═══ MATERIAL PROVIDED
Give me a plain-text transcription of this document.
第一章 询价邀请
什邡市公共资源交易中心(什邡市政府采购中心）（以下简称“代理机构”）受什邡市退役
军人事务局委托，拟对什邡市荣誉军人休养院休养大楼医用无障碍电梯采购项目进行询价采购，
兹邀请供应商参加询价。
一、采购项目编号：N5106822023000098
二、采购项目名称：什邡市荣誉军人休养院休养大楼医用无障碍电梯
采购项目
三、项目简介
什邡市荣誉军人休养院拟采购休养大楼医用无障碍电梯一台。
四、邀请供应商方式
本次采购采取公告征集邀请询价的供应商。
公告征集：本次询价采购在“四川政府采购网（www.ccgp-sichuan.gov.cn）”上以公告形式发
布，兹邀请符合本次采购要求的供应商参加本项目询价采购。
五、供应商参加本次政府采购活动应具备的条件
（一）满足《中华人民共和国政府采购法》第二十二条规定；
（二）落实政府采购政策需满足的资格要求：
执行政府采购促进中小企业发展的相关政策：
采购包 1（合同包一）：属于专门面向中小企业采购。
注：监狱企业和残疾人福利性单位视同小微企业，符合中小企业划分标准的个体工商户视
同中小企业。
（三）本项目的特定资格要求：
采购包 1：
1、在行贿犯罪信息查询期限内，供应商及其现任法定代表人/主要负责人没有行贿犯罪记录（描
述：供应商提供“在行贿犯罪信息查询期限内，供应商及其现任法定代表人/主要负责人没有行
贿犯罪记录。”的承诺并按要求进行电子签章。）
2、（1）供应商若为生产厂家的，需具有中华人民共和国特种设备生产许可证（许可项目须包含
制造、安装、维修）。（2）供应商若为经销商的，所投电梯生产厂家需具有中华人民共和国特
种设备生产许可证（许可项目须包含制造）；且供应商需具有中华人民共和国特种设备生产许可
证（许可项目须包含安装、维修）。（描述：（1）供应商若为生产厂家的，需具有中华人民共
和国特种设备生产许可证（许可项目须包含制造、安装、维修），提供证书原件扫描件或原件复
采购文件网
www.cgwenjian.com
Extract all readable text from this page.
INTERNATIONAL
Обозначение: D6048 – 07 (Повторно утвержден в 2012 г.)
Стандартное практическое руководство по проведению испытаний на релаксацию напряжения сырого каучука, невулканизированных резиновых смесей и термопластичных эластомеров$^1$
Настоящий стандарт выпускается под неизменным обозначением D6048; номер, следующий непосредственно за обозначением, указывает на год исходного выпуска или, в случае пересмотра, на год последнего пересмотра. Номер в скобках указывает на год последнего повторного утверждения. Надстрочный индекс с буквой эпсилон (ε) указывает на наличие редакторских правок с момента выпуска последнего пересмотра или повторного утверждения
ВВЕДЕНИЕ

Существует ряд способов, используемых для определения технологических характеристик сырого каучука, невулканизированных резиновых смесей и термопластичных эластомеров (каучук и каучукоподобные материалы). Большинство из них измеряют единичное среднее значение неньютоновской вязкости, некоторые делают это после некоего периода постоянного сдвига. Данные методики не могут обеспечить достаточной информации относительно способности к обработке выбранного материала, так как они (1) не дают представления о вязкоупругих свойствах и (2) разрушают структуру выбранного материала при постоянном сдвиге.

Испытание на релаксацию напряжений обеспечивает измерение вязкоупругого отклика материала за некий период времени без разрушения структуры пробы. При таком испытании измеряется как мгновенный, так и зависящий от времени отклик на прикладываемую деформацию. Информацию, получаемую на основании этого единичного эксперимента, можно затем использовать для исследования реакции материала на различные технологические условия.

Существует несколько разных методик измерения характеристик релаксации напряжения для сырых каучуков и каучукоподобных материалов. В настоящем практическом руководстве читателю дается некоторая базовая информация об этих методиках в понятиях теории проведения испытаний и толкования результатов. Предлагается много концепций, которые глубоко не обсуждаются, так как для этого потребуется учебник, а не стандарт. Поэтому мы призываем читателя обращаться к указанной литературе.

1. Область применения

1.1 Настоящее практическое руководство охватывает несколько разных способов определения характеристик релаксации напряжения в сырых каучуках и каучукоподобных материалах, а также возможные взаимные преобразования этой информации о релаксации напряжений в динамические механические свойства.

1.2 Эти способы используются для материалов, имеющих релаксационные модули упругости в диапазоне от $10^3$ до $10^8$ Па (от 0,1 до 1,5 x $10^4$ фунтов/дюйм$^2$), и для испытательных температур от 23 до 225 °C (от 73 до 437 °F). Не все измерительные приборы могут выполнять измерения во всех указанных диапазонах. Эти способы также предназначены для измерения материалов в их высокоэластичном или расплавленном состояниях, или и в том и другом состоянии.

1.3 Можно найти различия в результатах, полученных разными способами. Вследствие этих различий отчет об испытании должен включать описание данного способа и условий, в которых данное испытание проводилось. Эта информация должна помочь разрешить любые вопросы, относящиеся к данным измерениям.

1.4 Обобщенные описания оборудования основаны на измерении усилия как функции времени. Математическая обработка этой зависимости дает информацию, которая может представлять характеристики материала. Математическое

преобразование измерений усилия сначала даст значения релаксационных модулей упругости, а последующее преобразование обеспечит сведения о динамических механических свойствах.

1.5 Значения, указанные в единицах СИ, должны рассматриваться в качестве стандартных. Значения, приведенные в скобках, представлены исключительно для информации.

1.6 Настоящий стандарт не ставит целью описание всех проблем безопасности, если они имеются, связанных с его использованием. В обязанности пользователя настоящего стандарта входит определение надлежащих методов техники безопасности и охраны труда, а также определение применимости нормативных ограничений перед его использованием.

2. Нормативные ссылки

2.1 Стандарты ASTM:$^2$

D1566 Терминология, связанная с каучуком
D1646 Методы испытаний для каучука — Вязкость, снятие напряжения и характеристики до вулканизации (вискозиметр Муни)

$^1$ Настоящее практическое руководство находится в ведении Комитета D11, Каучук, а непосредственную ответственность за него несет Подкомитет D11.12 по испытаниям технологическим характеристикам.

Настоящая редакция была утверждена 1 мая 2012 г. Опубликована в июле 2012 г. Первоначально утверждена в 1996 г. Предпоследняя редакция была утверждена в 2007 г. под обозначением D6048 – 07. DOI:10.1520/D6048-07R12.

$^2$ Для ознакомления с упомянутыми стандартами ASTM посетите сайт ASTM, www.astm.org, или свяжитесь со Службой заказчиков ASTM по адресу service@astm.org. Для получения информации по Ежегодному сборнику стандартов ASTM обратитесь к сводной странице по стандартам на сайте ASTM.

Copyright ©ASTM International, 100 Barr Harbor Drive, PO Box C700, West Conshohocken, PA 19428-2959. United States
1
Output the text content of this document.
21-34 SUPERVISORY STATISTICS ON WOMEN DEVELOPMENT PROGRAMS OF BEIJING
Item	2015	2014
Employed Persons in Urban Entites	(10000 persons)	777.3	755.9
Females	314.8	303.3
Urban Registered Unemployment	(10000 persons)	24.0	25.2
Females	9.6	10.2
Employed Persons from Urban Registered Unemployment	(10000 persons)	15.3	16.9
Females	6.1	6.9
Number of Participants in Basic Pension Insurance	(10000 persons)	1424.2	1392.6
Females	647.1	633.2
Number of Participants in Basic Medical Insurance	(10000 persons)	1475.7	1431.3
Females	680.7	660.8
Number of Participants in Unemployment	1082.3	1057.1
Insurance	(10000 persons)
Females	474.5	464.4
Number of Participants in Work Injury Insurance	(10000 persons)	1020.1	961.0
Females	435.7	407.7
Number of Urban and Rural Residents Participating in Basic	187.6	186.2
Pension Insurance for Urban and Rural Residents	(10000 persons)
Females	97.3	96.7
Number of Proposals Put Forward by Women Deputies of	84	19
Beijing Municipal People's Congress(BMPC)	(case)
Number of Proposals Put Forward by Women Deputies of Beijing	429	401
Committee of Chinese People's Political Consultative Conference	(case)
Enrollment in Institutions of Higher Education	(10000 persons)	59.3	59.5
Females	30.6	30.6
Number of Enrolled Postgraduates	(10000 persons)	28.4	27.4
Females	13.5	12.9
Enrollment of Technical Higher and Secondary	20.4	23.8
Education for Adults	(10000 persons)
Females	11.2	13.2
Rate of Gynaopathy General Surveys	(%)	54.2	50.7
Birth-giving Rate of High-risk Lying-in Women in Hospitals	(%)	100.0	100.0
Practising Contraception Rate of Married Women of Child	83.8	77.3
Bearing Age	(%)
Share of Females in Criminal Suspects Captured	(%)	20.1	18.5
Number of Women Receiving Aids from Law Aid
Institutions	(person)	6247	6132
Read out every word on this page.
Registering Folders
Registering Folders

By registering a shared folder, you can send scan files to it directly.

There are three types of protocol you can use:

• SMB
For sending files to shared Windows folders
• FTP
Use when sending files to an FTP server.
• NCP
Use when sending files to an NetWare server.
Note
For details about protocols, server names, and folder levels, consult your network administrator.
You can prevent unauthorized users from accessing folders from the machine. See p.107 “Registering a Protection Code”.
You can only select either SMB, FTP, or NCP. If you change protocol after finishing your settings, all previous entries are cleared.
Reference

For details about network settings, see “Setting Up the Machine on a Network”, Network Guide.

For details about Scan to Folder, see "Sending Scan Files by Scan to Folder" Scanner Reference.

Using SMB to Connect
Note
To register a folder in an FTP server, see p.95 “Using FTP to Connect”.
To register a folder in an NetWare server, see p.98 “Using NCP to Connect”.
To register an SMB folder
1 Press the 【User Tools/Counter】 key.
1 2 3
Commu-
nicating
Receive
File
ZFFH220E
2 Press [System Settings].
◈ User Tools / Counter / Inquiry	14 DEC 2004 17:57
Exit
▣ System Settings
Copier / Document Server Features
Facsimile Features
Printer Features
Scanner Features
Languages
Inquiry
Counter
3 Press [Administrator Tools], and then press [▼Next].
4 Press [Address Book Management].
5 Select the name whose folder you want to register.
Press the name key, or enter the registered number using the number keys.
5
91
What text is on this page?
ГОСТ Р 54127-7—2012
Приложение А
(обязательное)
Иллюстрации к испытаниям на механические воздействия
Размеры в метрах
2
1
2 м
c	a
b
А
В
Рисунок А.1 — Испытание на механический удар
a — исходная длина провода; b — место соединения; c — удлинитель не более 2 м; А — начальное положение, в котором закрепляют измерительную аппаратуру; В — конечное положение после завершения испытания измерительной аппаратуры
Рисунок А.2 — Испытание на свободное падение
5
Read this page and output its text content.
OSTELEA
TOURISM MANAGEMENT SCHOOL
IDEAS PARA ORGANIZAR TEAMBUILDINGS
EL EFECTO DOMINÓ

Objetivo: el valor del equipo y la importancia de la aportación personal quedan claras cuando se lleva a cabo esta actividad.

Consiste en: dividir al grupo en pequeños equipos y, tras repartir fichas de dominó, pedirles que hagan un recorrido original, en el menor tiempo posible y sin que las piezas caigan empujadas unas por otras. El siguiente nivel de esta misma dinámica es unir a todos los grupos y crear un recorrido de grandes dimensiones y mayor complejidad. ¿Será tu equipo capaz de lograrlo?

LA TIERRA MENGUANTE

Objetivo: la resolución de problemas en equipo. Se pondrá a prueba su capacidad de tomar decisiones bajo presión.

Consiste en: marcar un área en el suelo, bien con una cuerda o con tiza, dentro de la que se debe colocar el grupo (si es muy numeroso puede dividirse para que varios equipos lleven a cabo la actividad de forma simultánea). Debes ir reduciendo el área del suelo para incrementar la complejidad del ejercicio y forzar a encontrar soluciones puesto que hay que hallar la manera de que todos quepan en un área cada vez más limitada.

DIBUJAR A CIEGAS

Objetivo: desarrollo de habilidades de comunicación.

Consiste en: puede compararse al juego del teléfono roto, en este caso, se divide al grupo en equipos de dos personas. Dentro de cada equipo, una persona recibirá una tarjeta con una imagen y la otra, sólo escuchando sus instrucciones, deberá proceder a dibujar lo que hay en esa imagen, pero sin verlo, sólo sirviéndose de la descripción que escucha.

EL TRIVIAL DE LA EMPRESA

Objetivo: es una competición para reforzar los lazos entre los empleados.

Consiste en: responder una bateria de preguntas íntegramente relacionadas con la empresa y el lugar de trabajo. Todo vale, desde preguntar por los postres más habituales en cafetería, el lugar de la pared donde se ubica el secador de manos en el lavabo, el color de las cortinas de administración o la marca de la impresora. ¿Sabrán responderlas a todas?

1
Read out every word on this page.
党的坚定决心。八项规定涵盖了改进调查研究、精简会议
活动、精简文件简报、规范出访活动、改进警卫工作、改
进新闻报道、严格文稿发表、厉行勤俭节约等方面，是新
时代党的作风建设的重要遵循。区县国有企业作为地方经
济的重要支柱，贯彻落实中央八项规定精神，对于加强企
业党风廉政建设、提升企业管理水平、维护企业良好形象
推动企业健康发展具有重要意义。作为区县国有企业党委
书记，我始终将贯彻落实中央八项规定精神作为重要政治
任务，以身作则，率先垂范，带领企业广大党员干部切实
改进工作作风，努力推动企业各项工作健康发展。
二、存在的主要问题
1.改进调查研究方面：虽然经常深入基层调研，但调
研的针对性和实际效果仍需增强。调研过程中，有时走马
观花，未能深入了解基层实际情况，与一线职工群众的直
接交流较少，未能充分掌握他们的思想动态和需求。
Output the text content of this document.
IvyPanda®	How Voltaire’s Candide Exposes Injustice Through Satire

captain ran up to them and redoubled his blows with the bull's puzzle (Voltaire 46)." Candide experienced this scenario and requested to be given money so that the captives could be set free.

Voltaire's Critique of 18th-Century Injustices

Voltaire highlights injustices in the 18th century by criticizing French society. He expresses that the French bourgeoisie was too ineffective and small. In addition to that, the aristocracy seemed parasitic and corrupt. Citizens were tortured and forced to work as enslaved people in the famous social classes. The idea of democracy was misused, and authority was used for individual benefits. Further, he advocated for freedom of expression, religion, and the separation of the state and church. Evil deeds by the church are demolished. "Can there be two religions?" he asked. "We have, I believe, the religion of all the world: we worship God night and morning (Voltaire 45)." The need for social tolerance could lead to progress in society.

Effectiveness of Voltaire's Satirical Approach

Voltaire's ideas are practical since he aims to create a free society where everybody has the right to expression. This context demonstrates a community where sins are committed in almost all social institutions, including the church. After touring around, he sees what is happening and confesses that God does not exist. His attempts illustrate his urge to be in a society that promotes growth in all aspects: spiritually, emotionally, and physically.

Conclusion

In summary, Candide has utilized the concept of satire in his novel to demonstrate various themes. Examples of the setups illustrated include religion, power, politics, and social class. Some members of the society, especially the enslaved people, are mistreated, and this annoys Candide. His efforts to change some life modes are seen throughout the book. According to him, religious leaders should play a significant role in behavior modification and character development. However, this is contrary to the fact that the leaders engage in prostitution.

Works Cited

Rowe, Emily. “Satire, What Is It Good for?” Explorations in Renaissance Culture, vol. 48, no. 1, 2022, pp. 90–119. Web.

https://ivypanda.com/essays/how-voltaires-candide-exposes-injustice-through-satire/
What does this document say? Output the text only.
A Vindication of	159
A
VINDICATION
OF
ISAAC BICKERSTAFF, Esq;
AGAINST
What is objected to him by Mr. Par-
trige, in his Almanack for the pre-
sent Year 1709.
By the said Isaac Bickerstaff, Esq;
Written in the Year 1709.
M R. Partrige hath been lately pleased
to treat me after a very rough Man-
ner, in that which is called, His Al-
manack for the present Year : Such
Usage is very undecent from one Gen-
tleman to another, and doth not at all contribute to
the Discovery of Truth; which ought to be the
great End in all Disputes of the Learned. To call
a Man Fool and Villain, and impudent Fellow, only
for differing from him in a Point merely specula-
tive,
══════
▶ [DIRECTIVE]
Find every line that has "механические" in it, then return those lines.

▶ [RESPONSE FOR THIS EXERCISE]
1.1 Настоящее практическое руководство охватывает несколько разных способов определения характеристик релаксации напряжения в сырых каучуках и каучукоподобных материалах, а также возможные взаимные преобразования этой информации о релаксации напряжений в динамические механические свойства.
Иллюстрации к испытаниям на механические воздействия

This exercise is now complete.